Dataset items
☆ ☆ ☆ ☆

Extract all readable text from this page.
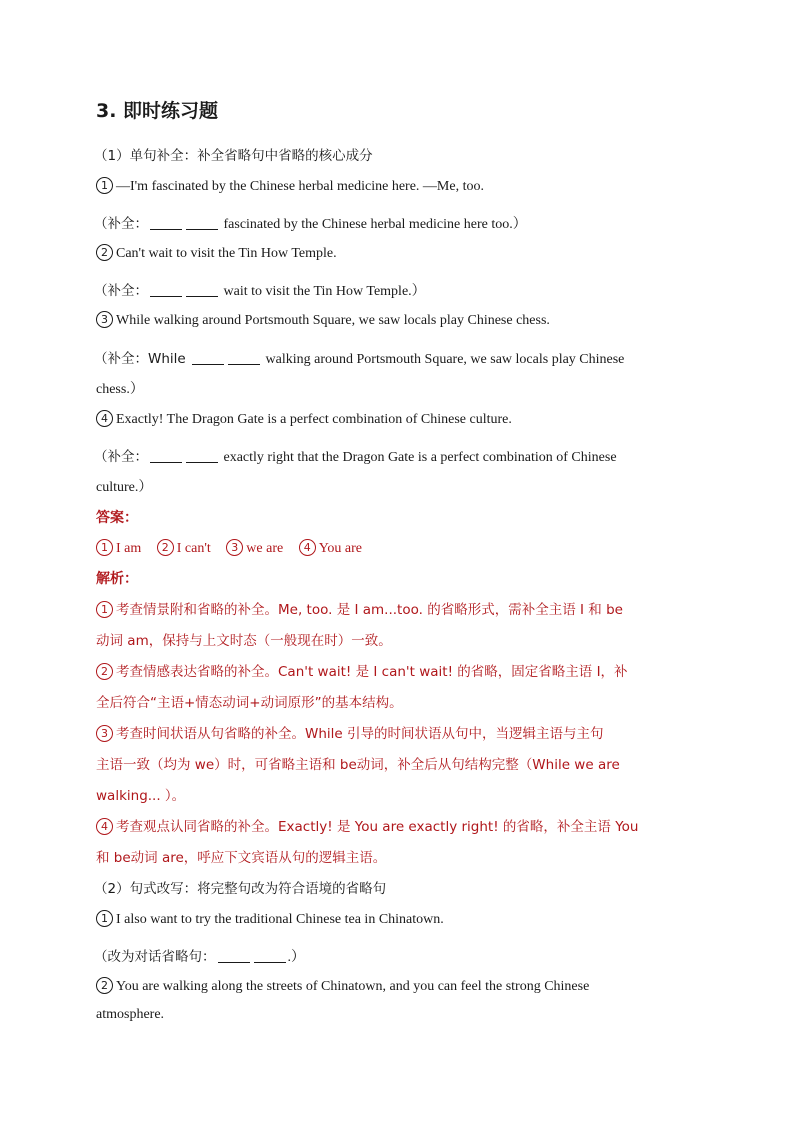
3. 即时练习题
（1）单句补全：补全省略句中省略的核心成分
1 —I'm fascinated by the Chinese herbal medicine here. —Me, too.
（补全：	fascinated by the Chinese herbal medicine here too.）
2 Can't wait to visit the Tin How Temple.
（补全：	wait to visit the Tin How Temple.）
3 While walking around Portsmouth Square, we saw locals play Chinese chess.
（补全：While	walking around Portsmouth Square, we saw locals play Chinese
chess.）
4 Exactly! The Dragon Gate is a perfect combination of Chinese culture.
（补全：	exactly right that the Dragon Gate is a perfect combination of Chinese
culture.）
答案：
1 I am 2 I can't 3 we are 4 You are
解析：
1 考查情景附和省略的补全。Me, too. 是 I am...too. 的省略形式，需补全主语 I 和 be
动词 am，保持与上文时态（一般现在时）一致。
2 考查情感表达省略的补全。Can't wait! 是 I can't wait! 的省略，固定省略主语 I，补
全后符合“主语+情态动词+动词原形”的基本结构。
3 考查时间状语从句省略的补全。While 引导的时间状语从句中，当逻辑主语与主句
主语一致（均为 we）时，可省略主语和 be动词，补全后从句结构完整（While we are
walking... ）。
4 考查观点认同省略的补全。Exactly! 是 You are exactly right! 的省略，补全主语 You
和 be动词 are，呼应下文宾语从句的逻辑主语。
（2）句式改写：将完整句改为符合语境的省略句
1 I also want to try the traditional Chinese tea in Chinatown.
（改为对话省略句：	.）
2 You are walking along the streets of Chinatown, and you can feel the strong Chinese
atmosphere.
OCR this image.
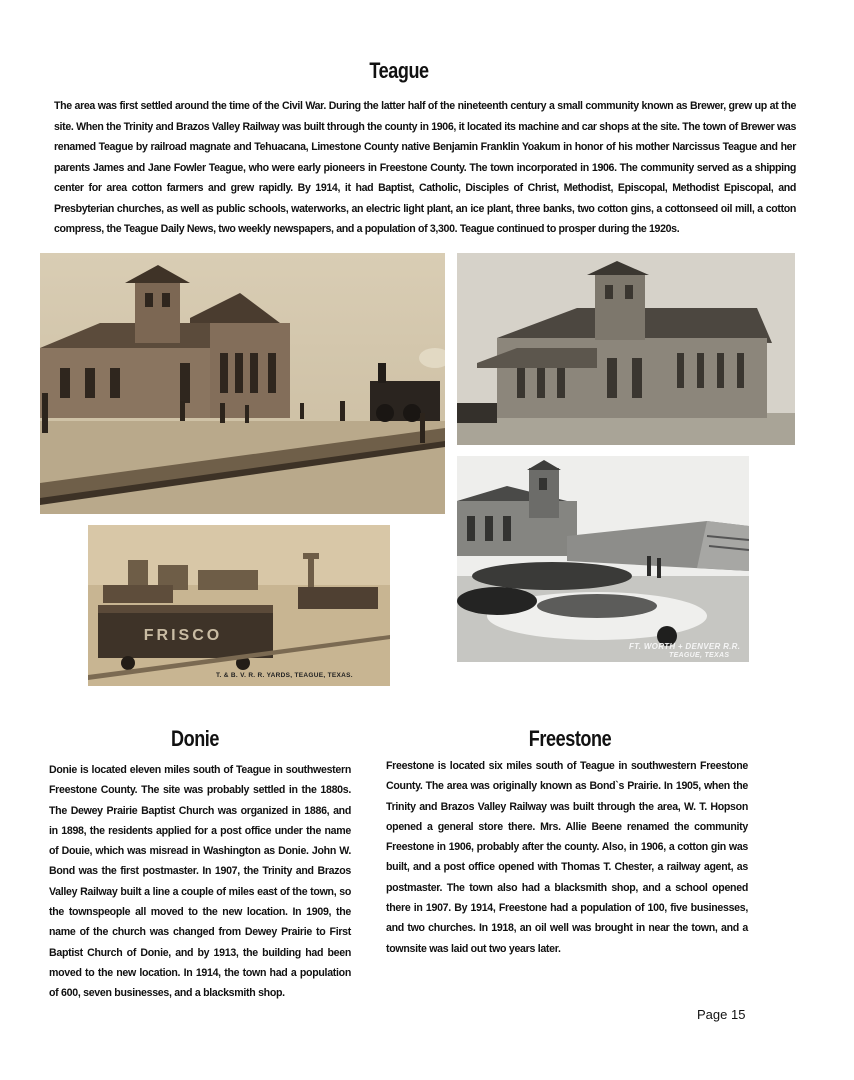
Teague

The area was first settled around the time of the Civil War. During the latter half of the nineteenth century a small community known as Brewer, grew up at the site. When the Trinity and Brazos Valley Railway was built through the county in 1906, it located its machine and car shops at the site. The town of Brewer was renamed Teague by railroad magnate and Tehuacana, Limestone County native Benjamin Franklin Yoakum in honor of his mother Narcissus Teague and her parents James and Jane Fowler Teague, who were early pioneers in Freestone County. The town incorporated in 1906. The community served as a shipping center for area cotton farmers and grew rapidly. By 1914, it had Baptist, Catholic, Disciples of Christ, Methodist, Episcopal, Methodist Episcopal, and Presbyterian churches, as well as public schools, waterworks, an electric light plant, an ice plant, three banks, two cotton gins, a cottonseed oil mill, a cotton compress, the Teague Daily News, two weekly newspapers, and a population of 3,300. Teague continued to prosper during the 1920s.

FRISCO
T. & B. V. R. R. YARDS, TEAGUE, TEXAS.
FT. WORTH + DENVER R.R.
TEAGUE, TEXAS
Donie

Donie is located eleven miles south of Teague in southwestern Freestone County. The site was probably settled in the 1880s. The Dewey Prairie Baptist Church was organized in 1886, and in 1898, the residents applied for a post office under the name of Douie, which was misread in Washington as Donie. John W. Bond was the first postmaster. In 1907, the Trinity and Brazos Valley Railway built a line a couple of miles east of the town, so the townspeople all moved to the new location. In 1909, the name of the church was changed from Dewey Prairie to First Baptist Church of Donie, and by 1913, the building had been moved to the new location. In 1914, the town had a population of 600, seven businesses, and a blacksmith shop.

Freestone

Freestone is located six miles south of Teague in southwestern Freestone County. The area was originally known as Bond`s Prairie. In 1905, when the Trinity and Brazos Valley Railway was built through the area, W. T. Hopson opened a general store there. Mrs. Allie Beene renamed the community Freestone in 1906, probably after the county. Also, in 1906, a cotton gin was built, and a post office opened with Thomas T. Chester, a railway agent, as postmaster. The town also had a blacksmith shop, and a school opened there in 1907. By 1914, Freestone had a population of 100, five businesses, and two churches. In 1918, an oil well was brought in near the town, and a townsite was laid out two years later.

Page 15
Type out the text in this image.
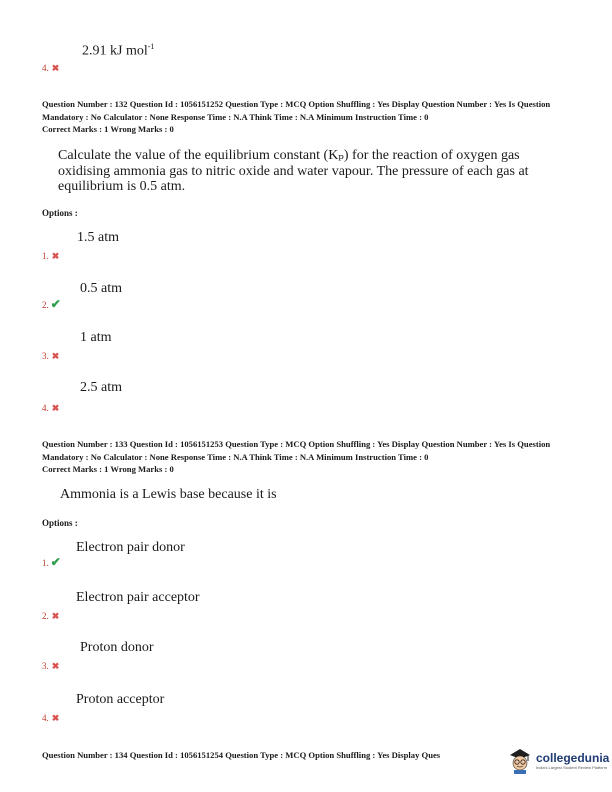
2.91 kJ mol$^{-1}$
4. ✖
Question Number : 132 Question Id : 1056151252 Question Type : MCQ Option Shuffling : Yes Display Question Number : Yes Is Question Mandatory : No Calculator : None Response Time : N.A Think Time : N.A Minimum Instruction Time : 0
Correct Marks : 1 Wrong Marks : 0
Calculate the value of the equilibrium constant (Kₚ) for the reaction of oxygen gas oxidising ammonia gas to nitric oxide and water vapour. The pressure of each gas at equilibrium is 0.5 atm.
Options :
1.5 atm
1. ✖
0.5 atm
2. ✔
1 atm
3. ✖
2.5 atm
4. ✖
Question Number : 133 Question Id : 1056151253 Question Type : MCQ Option Shuffling : Yes Display Question Number : Yes Is Question Mandatory : No Calculator : None Response Time : N.A Think Time : N.A Minimum Instruction Time : 0
Correct Marks : 1 Wrong Marks : 0
Ammonia is a Lewis base because it is
Options :
Electron pair donor
1. ✔
Electron pair acceptor
2. ✖
Proton donor
3. ✖
Proton acceptor
4. ✖
Question Number : 134 Question Id : 1056151254 Question Type : MCQ Option Shuffling : Yes Display Ques	collegedunia
India's Largest Student Review Platform
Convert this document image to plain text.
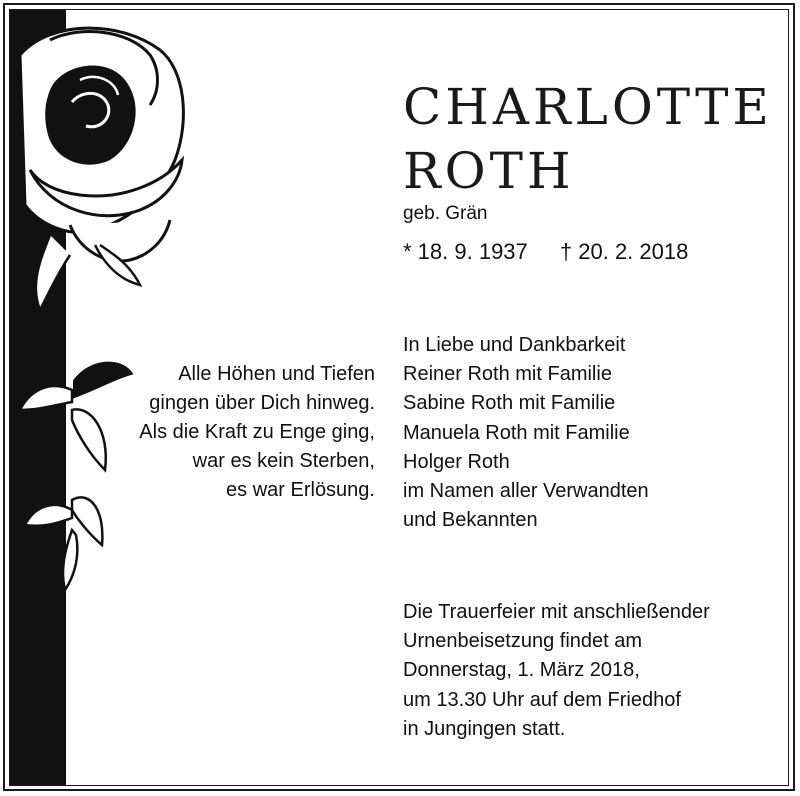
CHARLOTTE
ROTH
geb. Grän
* 18. 9. 1937 † 20. 2. 2018
Alle Höhen und Tiefen
gingen über Dich hinweg.
Als die Kraft zu Enge ging,
war es kein Sterben,
es war Erlösung.
In Liebe und Dankbarkeit
Reiner Roth mit Familie
Sabine Roth mit Familie
Manuela Roth mit Familie
Holger Roth
im Namen aller Verwandten
und Bekannten
Die Trauerfeier mit anschließender
Urnenbeisetzung findet am
Donnerstag, 1. März 2018,
um 13.30 Uhr auf dem Friedhof
in Jungingen statt.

☆ ☆ ☆ ☆

** Written exercise **
Give back all entries exactly. No pictures belong in the copy.

** Exercise output **
Extract all readable text from this page.
3. 即时练习题
（1）单句补全：补全省略句中省略的核心成分
1 —I'm fascinated by the Chinese herbal medicine here. —Me, too.
（补全：	fascinated by the Chinese herbal medicine here too.）
2 Can't wait to visit the Tin How Temple.
（补全：	wait to visit the Tin How Temple.）
3 While walking around Portsmouth Square, we saw locals play Chinese chess.
（补全：While	walking around Portsmouth Square, we saw locals play Chinese
chess.）
4 Exactly! The Dragon Gate is a perfect combination of Chinese culture.
（补全：	exactly right that the Dragon Gate is a perfect combination of Chinese
culture.）
答案：
1 I am 2 I can't 3 we are 4 You are
解析：
1 考查情景附和省略的补全。Me, too. 是 I am...too. 的省略形式，需补全主语 I 和 be
动词 am，保持与上文时态（一般现在时）一致。
2 考查情感表达省略的补全。Can't wait! 是 I can't wait! 的省略，固定省略主语 I，补
全后符合“主语+情态动词+动词原形”的基本结构。
3 考查时间状语从句省略的补全。While 引导的时间状语从句中，当逻辑主语与主句
主语一致（均为 we）时，可省略主语和 be动词，补全后从句结构完整（While we are
walking... ）。
4 考查观点认同省略的补全。Exactly! 是 You are exactly right! 的省略，补全主语 You
和 be动词 are，呼应下文宾语从句的逻辑主语。
（2）句式改写：将完整句改为符合语境的省略句
1 I also want to try the traditional Chinese tea in Chinatown.
（改为对话省略句：	.）
2 You are walking along the streets of Chinatown, and you can feel the strong Chinese
atmosphere.
OCR this image.
Teague

The area was first settled around the time of the Civil War. During the latter half of the nineteenth century a small community known as Brewer, grew up at the site. When the Trinity and Brazos Valley Railway was built through the county in 1906, it located its machine and car shops at the site. The town of Brewer was renamed Teague by railroad magnate and Tehuacana, Limestone County native Benjamin Franklin Yoakum in honor of his mother Narcissus Teague and her parents James and Jane Fowler Teague, who were early pioneers in Freestone County. The town incorporated in 1906. The community served as a shipping center for area cotton farmers and grew rapidly. By 1914, it had Baptist, Catholic, Disciples of Christ, Methodist, Episcopal, Methodist Episcopal, and Presbyterian churches, as well as public schools, waterworks, an electric light plant, an ice plant, three banks, two cotton gins, a cottonseed oil mill, a cotton compress, the Teague Daily News, two weekly newspapers, and a population of 3,300. Teague continued to prosper during the 1920s.

FRISCO
T. & B. V. R. R. YARDS, TEAGUE, TEXAS.
FT. WORTH + DENVER R.R.
TEAGUE, TEXAS
Donie

Donie is located eleven miles south of Teague in southwestern Freestone County. The site was probably settled in the 1880s. The Dewey Prairie Baptist Church was organized in 1886, and in 1898, the residents applied for a post office under the name of Douie, which was misread in Washington as Donie. John W. Bond was the first postmaster. In 1907, the Trinity and Brazos Valley Railway built a line a couple of miles east of the town, so the townspeople all moved to the new location. In 1909, the name of the church was changed from Dewey Prairie to First Baptist Church of Donie, and by 1913, the building had been moved to the new location. In 1914, the town had a population of 600, seven businesses, and a blacksmith shop.

Freestone

Freestone is located six miles south of Teague in southwestern Freestone County. The area was originally known as Bond`s Prairie. In 1905, when the Trinity and Brazos Valley Railway was built through the area, W. T. Hopson opened a general store there. Mrs. Allie Beene renamed the community Freestone in 1906, probably after the county. Also, in 1906, a cotton gin was built, and a post office opened with Thomas T. Chester, a railway agent, as postmaster. The town also had a blacksmith shop, and a school opened there in 1907. By 1914, Freestone had a population of 100, five businesses, and two churches. In 1918, an oil well was brought in near the town, and a townsite was laid out two years later.

Page 15
Type out the text in this image.
2.91 kJ mol$^{-1}$
4. ✖
Question Number : 132 Question Id : 1056151252 Question Type : MCQ Option Shuffling : Yes Display Question Number : Yes Is Question Mandatory : No Calculator : None Response Time : N.A Think Time : N.A Minimum Instruction Time : 0
Correct Marks : 1 Wrong Marks : 0
Calculate the value of the equilibrium constant (Kₚ) for the reaction of oxygen gas oxidising ammonia gas to nitric oxide and water vapour. The pressure of each gas at equilibrium is 0.5 atm.
Options :
1.5 atm
1. ✖
0.5 atm
2. ✔
1 atm
3. ✖
2.5 atm
4. ✖
Question Number : 133 Question Id : 1056151253 Question Type : MCQ Option Shuffling : Yes Display Question Number : Yes Is Question Mandatory : No Calculator : None Response Time : N.A Think Time : N.A Minimum Instruction Time : 0
Correct Marks : 1 Wrong Marks : 0
Ammonia is a Lewis base because it is
Options :
Electron pair donor
1. ✔
Electron pair acceptor
2. ✖
Proton donor
3. ✖
Proton acceptor
4. ✖
Question Number : 134 Question Id : 1056151254 Question Type : MCQ Option Shuffling : Yes Display Ques	collegedunia
India's Largest Student Review Platform
Convert this document image to plain text.
CHARLOTTE
ROTH
geb. Grän
* 18. 9. 1937 † 20. 2. 2018
Alle Höhen und Tiefen
gingen über Dich hinweg.
Als die Kraft zu Enge ging,
war es kein Sterben,
es war Erlösung.
In Liebe und Dankbarkeit
Reiner Roth mit Familie
Sabine Roth mit Familie
Manuela Roth mit Familie
Holger Roth
im Namen aller Verwandten
und Bekannten
Die Trauerfeier mit anschließender
Urnenbeisetzung findet am
Donnerstag, 1. März 2018,
um 13.30 Uhr auf dem Friedhof
in Jungingen statt.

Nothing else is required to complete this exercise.